▶ Your task: Copy every line that contains the string "this" from the entries below.

(Entries taken from a collection)

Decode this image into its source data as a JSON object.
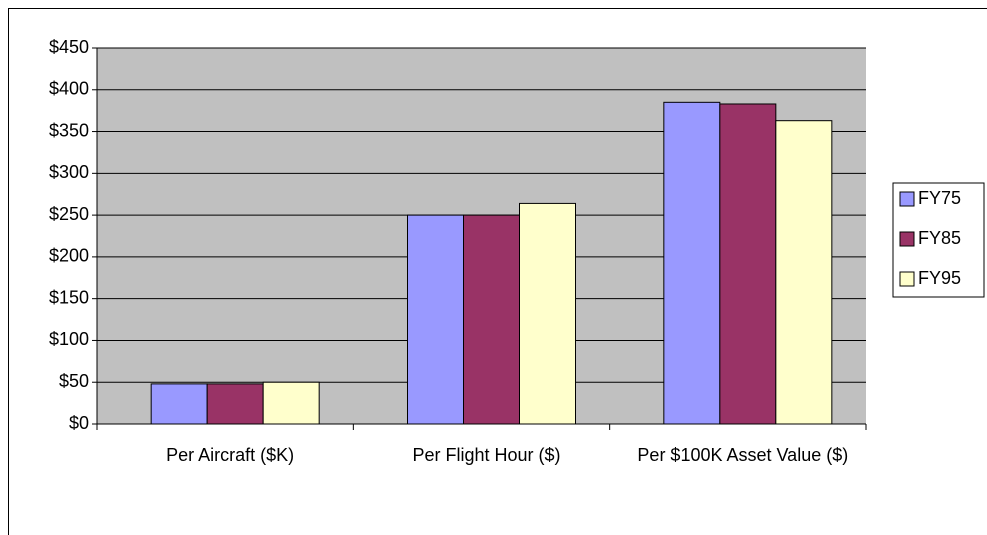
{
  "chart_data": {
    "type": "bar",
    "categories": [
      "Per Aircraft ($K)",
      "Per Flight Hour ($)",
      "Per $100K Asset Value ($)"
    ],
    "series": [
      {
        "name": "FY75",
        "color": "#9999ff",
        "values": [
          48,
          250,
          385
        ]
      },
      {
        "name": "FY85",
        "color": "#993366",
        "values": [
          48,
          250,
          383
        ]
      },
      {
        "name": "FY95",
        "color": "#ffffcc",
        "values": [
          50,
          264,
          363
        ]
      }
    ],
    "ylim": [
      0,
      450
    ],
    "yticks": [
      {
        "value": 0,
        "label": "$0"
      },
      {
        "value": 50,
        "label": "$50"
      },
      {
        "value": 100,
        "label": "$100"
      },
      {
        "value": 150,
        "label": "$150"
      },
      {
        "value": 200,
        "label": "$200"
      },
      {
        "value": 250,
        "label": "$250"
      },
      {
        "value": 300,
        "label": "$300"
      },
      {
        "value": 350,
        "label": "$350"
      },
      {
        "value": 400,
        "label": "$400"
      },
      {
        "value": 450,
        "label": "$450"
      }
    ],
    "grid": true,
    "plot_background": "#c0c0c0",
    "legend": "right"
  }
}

* * *

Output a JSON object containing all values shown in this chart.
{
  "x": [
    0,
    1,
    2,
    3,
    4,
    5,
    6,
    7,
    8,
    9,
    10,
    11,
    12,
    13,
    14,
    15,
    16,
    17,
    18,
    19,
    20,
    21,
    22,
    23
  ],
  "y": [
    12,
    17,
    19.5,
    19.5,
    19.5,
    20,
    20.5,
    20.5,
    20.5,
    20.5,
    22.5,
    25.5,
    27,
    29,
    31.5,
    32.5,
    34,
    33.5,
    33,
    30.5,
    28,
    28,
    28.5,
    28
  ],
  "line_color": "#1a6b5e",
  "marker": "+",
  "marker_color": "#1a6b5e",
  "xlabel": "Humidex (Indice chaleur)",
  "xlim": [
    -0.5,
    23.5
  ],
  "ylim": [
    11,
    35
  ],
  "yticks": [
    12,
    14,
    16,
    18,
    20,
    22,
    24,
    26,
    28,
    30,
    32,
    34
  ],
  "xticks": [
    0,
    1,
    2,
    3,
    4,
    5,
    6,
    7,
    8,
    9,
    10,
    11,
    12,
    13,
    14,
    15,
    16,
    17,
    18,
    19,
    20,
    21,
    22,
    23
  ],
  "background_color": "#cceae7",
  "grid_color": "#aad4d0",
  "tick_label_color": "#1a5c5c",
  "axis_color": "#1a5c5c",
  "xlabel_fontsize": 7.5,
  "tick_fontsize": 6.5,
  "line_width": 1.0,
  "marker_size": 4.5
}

▶ Finished task:
Decode this image into its source data as a JSON object.
Output a JSON object containing all values shown in this chart.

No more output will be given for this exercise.